• [EXERCISE DETAILS]
Search the records for the word "ylabel" and pick out every line that has it.

Raw records:

________________________________________

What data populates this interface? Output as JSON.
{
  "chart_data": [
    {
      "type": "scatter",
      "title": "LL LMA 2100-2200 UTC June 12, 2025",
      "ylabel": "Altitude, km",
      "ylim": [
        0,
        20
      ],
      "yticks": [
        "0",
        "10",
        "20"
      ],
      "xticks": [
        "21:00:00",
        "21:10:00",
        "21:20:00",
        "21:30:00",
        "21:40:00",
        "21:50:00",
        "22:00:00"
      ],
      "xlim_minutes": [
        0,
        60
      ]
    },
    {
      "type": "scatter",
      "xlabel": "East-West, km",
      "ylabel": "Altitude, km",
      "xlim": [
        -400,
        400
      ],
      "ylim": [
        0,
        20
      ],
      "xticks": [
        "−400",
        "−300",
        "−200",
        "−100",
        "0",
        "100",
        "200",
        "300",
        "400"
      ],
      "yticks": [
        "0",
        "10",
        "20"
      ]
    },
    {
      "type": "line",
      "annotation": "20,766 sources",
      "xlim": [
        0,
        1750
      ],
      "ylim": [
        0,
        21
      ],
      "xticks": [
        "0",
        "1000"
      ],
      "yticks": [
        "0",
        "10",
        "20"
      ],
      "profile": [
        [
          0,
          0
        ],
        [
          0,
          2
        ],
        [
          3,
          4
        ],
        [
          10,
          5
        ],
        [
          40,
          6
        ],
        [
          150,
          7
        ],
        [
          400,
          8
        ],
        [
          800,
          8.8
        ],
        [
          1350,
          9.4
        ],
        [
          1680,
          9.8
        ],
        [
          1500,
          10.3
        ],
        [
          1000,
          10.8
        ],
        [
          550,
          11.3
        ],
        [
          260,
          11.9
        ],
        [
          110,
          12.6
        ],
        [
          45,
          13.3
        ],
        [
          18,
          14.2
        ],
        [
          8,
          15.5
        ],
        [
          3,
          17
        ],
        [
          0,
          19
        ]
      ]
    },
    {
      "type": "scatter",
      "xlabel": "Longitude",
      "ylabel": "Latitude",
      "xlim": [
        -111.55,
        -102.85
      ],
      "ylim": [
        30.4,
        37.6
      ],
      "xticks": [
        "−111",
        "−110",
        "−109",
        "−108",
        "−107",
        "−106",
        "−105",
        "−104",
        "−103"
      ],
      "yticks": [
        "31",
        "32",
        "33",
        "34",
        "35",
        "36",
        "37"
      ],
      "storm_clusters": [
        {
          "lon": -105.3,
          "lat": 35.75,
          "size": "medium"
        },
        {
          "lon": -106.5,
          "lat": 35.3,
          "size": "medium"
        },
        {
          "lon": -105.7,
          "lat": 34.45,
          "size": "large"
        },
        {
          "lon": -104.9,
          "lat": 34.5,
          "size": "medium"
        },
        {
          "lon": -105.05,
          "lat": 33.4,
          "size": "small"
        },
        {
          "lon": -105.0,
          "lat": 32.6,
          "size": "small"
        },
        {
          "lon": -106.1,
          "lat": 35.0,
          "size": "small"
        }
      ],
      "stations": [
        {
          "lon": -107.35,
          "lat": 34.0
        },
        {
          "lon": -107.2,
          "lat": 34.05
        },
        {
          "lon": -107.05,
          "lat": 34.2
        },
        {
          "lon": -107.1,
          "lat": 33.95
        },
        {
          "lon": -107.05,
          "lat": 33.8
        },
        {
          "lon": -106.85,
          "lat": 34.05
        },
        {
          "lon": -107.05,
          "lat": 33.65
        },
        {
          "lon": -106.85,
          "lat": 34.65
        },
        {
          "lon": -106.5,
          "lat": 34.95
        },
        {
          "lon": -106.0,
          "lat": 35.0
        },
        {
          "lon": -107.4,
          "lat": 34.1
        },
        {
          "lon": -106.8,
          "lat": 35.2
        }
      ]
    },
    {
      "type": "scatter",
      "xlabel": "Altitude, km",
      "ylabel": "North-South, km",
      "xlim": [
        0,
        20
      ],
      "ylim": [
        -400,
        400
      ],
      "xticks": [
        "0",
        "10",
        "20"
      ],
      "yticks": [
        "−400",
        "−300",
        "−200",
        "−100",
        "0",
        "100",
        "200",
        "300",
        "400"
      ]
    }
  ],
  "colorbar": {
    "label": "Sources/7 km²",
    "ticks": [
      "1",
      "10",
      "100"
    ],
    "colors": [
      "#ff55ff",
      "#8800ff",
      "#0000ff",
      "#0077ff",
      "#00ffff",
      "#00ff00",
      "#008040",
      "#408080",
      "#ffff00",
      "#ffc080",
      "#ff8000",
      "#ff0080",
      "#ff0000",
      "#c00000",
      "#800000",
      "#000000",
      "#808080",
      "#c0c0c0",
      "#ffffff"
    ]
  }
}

________________________________________

• [RESULT OF THIS EXERCISE]
      "ylabel": "Altitude, km",
      "ylabel": "Altitude, km",
      "ylabel": "Latitude",
      "ylabel": "North-South, km",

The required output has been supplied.